* REQUIRED TASK *
Check each line for the string "やや不満" and give only the count of lines that have it.

-------- LISTED ENTRIES --------

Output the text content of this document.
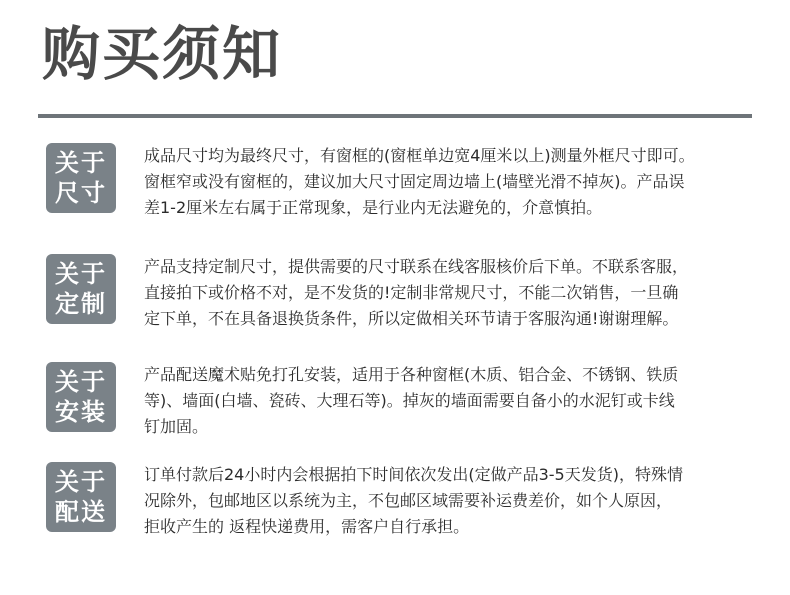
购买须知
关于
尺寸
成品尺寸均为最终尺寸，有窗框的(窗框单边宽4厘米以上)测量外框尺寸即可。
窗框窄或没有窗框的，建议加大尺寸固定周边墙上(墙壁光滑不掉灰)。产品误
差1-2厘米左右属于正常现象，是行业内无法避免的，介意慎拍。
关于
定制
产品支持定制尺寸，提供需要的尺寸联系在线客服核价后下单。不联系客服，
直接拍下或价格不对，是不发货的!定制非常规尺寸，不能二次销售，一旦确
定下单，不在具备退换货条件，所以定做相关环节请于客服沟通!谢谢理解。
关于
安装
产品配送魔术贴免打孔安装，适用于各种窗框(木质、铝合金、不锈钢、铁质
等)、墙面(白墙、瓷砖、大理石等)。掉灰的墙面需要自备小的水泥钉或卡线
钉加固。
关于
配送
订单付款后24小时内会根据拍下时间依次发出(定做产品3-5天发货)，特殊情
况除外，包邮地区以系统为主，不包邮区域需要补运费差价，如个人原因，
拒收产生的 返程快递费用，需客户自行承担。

--------
-------- LISTED ENTRIES --------

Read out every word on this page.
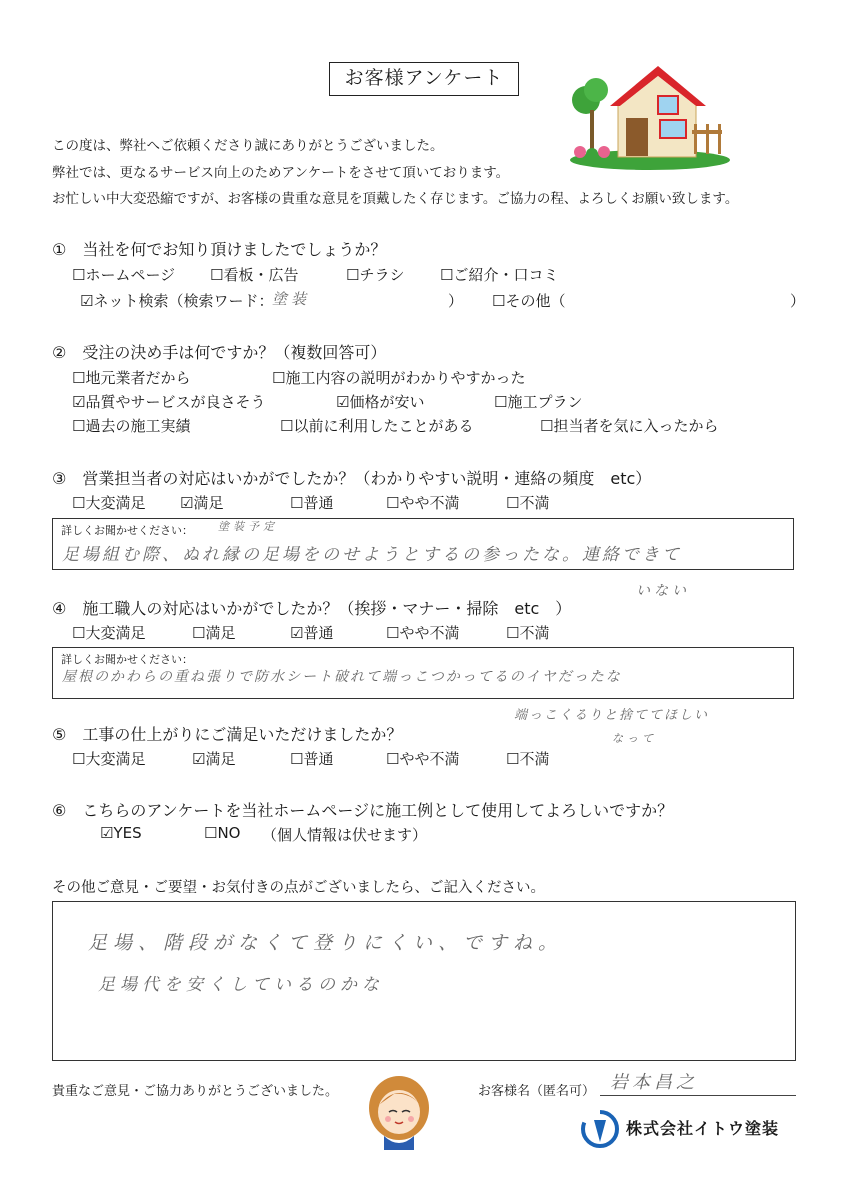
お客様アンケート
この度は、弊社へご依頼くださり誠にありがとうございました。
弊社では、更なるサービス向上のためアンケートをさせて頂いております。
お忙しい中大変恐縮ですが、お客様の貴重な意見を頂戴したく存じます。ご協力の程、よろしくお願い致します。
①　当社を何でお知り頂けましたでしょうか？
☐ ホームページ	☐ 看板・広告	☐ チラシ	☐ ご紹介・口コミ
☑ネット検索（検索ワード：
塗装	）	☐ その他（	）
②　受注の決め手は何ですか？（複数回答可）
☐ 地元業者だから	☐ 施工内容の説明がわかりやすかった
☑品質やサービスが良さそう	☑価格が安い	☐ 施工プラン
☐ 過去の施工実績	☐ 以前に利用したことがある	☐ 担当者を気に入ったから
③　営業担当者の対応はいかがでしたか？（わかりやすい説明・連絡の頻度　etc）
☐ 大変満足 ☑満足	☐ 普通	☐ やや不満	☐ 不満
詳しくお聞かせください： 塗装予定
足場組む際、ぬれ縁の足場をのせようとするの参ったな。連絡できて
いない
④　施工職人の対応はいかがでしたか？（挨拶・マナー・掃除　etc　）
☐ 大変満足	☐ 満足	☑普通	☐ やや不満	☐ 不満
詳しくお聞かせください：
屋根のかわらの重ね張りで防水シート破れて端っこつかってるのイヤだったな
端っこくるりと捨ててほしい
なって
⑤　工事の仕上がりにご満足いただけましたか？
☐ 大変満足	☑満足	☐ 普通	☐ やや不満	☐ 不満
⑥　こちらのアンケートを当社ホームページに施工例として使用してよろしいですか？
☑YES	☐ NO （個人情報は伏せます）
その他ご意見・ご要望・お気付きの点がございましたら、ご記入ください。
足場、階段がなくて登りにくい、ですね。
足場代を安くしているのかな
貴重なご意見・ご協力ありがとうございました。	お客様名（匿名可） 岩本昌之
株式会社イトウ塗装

--------
-------- LISTED ENTRIES --------

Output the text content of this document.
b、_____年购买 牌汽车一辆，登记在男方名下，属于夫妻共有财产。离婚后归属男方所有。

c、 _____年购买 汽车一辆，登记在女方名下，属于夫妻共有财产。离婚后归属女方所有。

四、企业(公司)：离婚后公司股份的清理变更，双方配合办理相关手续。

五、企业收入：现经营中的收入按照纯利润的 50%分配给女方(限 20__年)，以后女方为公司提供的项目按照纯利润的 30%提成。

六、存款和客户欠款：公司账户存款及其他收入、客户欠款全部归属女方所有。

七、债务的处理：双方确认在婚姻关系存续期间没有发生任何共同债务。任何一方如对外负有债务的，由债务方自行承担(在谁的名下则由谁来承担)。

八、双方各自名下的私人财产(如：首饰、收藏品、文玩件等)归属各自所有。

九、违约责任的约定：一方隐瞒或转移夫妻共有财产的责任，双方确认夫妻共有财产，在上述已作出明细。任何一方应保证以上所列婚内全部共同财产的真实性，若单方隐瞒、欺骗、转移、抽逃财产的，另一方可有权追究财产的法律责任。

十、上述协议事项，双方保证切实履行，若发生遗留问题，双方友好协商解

--------

* EXPECTED ANSWER *
3